**Exercise prompt:** Find each line with "Stimulation" and copy it.

**Exercise inputs:**
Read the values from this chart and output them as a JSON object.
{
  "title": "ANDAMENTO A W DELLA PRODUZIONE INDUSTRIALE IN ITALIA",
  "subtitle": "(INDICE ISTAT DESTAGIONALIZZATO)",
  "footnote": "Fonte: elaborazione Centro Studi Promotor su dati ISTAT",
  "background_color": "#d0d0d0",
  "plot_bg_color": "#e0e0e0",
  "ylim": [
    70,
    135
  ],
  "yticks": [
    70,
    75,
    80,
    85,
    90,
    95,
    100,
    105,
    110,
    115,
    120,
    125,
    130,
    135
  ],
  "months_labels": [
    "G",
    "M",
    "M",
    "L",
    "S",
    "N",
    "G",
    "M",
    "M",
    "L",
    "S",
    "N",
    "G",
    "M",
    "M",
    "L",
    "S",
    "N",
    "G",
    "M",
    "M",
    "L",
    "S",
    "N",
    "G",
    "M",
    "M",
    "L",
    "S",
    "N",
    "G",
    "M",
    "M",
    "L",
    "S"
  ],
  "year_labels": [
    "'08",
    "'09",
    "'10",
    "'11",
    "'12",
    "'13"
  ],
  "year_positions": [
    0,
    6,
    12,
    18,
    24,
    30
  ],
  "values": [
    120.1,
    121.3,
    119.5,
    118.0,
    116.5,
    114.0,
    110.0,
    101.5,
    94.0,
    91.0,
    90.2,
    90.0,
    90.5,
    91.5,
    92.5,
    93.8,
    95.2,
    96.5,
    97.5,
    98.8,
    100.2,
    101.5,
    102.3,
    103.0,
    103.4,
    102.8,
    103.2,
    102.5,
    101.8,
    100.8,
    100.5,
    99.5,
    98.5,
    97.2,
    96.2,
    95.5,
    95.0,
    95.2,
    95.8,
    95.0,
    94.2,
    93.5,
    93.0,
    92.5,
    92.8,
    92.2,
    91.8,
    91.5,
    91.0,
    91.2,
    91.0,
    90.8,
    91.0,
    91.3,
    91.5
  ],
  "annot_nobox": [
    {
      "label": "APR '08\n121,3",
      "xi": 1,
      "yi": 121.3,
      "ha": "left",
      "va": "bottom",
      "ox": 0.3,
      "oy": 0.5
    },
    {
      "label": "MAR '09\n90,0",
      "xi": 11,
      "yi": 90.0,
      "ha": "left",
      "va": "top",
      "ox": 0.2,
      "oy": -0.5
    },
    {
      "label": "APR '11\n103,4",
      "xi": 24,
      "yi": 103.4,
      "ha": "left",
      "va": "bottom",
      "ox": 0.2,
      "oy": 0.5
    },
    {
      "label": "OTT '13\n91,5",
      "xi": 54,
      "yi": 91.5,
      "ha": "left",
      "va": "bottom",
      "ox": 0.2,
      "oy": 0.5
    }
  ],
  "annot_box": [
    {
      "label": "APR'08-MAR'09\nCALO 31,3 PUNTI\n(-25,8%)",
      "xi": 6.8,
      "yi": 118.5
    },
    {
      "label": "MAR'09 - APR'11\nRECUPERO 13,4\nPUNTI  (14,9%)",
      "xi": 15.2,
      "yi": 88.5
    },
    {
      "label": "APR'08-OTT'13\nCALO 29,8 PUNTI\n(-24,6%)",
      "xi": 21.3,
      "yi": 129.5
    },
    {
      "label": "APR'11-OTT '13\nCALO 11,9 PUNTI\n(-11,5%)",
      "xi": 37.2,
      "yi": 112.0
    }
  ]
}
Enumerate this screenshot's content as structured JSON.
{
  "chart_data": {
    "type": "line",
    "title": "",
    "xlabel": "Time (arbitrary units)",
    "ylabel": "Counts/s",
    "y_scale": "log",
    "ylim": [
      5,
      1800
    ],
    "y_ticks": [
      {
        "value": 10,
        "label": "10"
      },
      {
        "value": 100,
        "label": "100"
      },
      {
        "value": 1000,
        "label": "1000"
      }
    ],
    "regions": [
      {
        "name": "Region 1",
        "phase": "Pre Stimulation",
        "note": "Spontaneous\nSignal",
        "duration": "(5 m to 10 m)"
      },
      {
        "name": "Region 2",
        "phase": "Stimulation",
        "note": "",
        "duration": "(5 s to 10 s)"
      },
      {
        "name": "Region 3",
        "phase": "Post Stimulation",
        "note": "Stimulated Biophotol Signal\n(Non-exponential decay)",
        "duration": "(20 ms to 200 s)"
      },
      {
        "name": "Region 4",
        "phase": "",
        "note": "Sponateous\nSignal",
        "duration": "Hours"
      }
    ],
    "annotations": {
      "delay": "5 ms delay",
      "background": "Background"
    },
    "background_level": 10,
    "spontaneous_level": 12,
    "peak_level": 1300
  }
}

**Task output:**
        "phase": "Pre Stimulation",
        "phase": "Stimulation",
        "phase": "Post Stimulation",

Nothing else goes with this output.